A line counts if it contains the string "大圆面积是小圆面积的"; say how many such lines there are, giving only the number.

──────────────────────────────

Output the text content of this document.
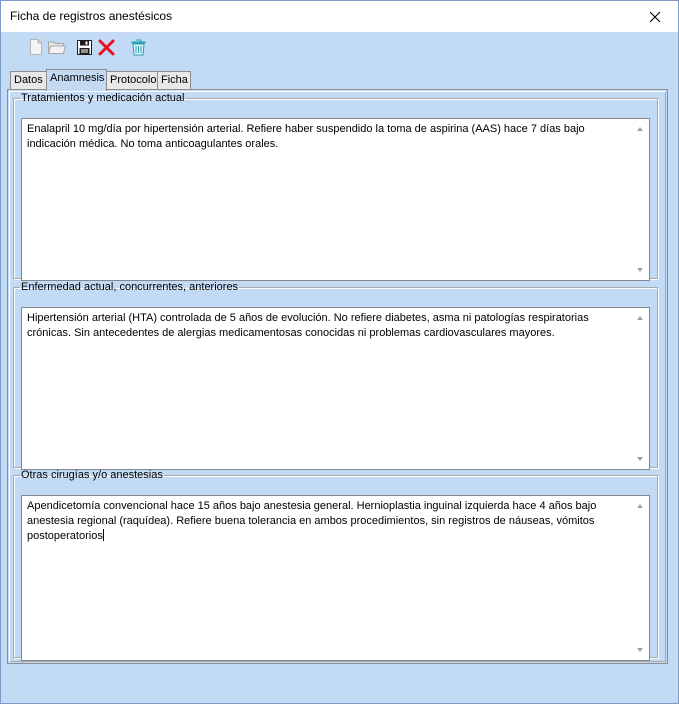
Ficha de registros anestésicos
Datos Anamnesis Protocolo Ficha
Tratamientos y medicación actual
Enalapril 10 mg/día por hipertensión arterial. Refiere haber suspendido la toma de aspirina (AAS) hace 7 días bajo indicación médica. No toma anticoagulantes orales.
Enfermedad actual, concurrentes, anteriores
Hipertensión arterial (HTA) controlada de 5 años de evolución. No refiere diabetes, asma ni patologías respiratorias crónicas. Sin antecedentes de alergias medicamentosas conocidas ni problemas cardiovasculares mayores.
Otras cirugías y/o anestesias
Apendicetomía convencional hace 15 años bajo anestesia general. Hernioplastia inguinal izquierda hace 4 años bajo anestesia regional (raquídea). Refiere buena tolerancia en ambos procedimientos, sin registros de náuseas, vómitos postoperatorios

──────────────────────────────

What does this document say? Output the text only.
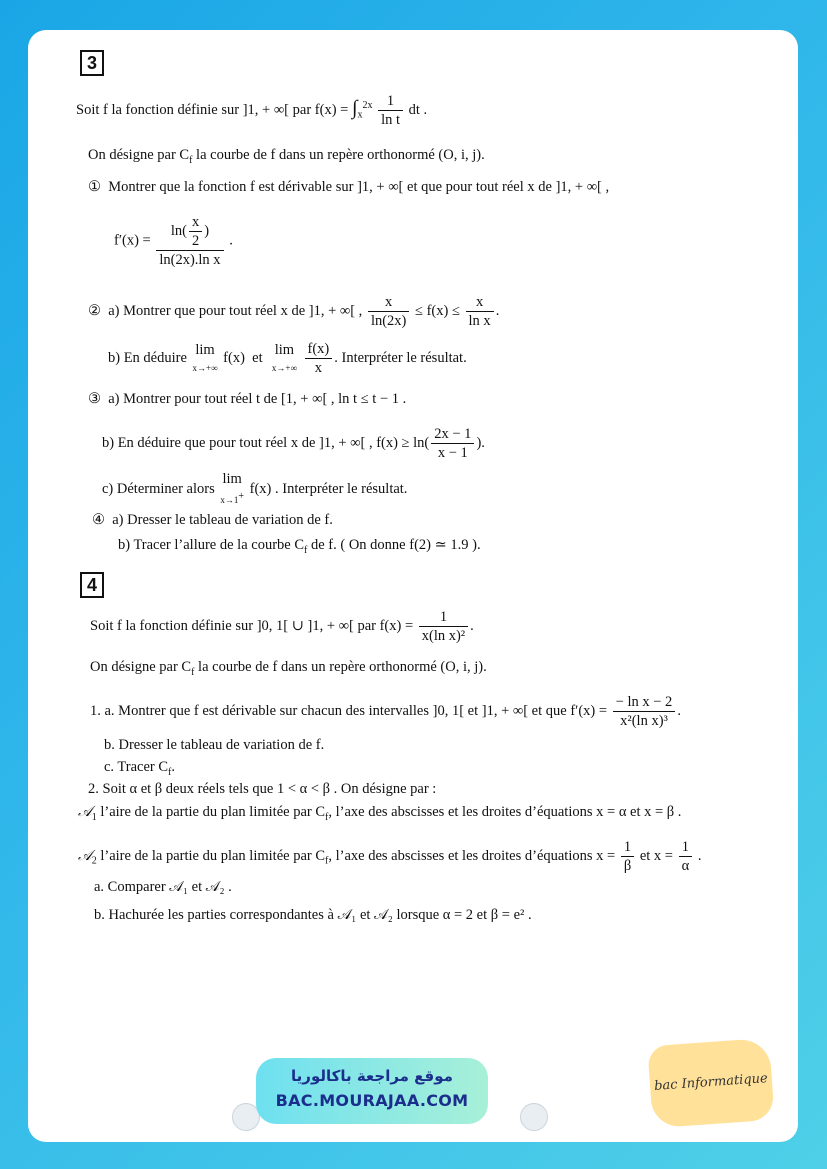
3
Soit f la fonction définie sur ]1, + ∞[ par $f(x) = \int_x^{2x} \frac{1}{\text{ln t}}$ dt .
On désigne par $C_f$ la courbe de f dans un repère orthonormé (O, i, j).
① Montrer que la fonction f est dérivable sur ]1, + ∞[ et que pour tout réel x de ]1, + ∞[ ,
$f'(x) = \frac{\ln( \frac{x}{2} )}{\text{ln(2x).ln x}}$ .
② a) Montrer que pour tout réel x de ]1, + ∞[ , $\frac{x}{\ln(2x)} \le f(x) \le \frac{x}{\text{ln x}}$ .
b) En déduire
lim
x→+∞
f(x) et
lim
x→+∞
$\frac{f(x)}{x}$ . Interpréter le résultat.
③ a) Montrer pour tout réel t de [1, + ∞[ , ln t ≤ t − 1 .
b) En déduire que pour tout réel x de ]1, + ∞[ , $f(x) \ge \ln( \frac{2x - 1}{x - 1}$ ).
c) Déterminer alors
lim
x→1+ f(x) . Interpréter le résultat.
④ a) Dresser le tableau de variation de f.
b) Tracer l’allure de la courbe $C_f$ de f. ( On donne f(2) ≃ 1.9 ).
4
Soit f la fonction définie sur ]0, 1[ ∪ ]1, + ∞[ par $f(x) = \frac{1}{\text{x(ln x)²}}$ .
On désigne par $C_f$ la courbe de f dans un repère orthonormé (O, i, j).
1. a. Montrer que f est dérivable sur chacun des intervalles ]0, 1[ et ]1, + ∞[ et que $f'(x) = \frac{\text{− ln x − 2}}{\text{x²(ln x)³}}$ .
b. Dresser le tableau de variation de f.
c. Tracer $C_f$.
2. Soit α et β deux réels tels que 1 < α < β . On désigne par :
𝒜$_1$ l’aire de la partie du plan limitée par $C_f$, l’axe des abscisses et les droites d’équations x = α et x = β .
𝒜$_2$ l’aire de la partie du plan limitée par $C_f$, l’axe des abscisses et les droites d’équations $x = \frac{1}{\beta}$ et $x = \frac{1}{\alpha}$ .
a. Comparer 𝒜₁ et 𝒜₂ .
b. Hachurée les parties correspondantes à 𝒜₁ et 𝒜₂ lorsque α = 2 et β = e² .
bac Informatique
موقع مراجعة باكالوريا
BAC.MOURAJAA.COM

──────────────────────────────

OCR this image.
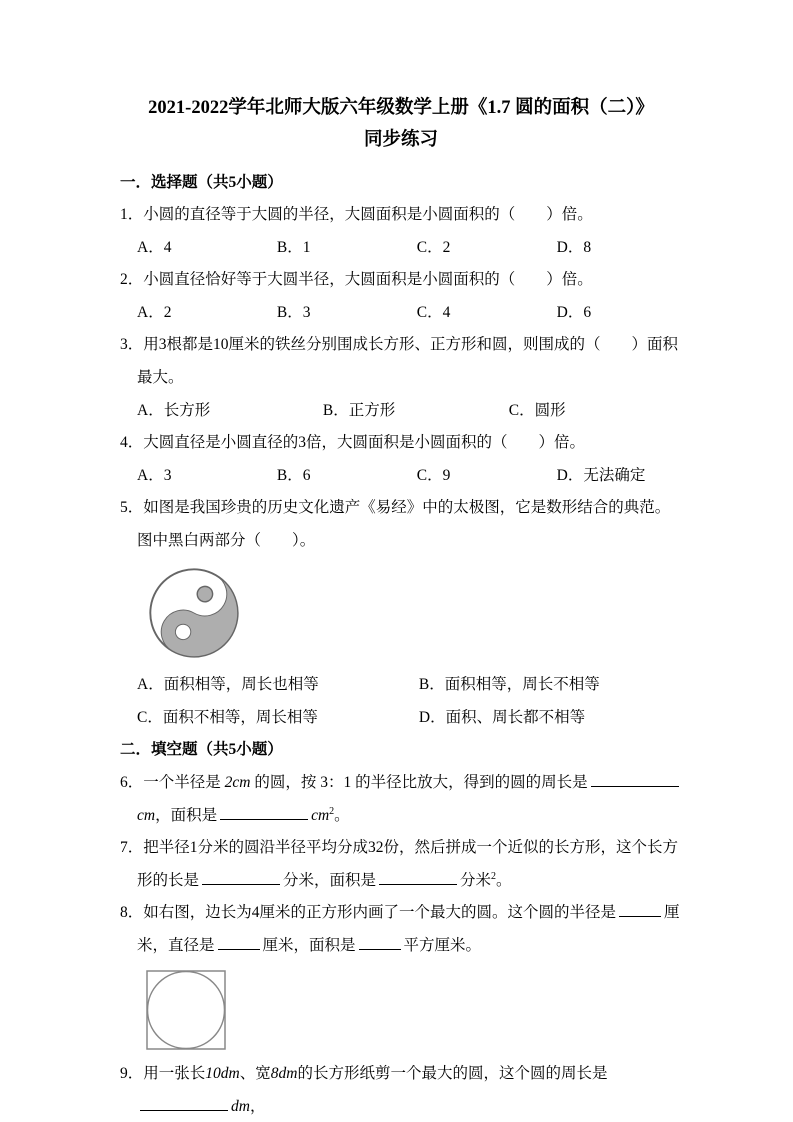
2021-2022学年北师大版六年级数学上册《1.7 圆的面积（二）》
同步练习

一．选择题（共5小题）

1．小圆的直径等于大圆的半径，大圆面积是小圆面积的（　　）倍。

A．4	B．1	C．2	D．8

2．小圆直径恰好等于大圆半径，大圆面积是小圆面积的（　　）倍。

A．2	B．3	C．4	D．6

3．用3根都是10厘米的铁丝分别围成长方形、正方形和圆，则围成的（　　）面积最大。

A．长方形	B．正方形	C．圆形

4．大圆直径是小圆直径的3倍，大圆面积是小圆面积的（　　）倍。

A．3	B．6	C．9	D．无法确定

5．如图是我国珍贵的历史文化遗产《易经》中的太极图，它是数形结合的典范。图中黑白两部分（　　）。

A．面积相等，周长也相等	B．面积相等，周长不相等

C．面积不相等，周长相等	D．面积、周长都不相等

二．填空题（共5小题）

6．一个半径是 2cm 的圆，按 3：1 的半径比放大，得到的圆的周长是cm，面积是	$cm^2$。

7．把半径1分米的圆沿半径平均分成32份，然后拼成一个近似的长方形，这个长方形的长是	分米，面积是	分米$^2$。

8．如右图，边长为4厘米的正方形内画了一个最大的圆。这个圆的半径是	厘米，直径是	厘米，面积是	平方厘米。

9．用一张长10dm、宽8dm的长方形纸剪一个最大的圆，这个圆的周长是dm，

──────────────────────────────

### [Expected output]
3